STATED TASK:
Go through the data below and gather each line containing "general".

Start of RECORDS TO USE

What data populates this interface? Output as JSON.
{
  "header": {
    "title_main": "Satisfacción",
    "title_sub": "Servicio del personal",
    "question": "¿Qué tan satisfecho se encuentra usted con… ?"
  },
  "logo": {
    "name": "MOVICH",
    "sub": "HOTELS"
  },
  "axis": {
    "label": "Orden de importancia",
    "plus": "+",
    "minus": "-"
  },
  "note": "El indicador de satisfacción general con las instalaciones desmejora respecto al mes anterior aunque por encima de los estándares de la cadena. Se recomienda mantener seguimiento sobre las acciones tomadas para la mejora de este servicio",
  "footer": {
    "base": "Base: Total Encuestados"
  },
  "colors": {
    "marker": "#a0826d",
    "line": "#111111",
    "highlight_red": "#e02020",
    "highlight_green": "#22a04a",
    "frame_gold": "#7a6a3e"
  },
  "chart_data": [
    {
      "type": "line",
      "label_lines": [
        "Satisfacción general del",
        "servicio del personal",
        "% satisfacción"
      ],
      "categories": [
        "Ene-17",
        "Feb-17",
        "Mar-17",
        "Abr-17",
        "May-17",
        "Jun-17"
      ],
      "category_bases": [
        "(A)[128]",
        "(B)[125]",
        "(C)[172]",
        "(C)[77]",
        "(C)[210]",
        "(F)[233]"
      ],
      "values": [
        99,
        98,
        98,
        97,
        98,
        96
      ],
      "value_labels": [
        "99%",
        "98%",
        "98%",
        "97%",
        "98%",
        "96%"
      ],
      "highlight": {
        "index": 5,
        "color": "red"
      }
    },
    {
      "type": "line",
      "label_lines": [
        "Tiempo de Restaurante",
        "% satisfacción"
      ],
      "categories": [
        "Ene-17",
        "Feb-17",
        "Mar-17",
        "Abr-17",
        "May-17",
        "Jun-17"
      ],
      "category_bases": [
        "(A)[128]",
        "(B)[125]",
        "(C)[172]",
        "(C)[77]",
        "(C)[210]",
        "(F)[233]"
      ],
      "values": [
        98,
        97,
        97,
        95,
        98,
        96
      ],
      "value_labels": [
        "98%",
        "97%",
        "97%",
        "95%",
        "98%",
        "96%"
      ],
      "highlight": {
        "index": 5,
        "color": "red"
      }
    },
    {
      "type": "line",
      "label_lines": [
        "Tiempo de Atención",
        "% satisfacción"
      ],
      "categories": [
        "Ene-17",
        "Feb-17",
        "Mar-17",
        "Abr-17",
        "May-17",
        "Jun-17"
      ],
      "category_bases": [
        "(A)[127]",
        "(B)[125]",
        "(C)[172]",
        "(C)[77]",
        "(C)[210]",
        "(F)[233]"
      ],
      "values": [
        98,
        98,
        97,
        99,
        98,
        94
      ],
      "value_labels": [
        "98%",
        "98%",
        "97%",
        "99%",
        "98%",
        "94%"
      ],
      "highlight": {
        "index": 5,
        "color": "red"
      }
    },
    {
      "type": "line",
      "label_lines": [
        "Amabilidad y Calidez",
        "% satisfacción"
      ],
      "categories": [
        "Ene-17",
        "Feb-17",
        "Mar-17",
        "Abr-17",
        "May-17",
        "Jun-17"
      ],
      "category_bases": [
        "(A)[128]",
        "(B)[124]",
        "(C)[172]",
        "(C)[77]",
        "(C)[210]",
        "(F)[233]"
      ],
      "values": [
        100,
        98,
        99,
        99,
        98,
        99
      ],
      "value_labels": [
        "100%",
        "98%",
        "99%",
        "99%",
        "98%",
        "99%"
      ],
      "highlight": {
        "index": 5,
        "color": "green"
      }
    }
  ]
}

End of RECORDS TO USE

TASK OUTPUT:
  "note": "El indicador de satisfacción general con las instalaciones desmejora respecto al mes anterior aunque por encima de los estándares de la cadena. Se recomienda mantener seguimiento sobre las acciones tomadas para la mejora de este servicio",
        "Satisfacción general del",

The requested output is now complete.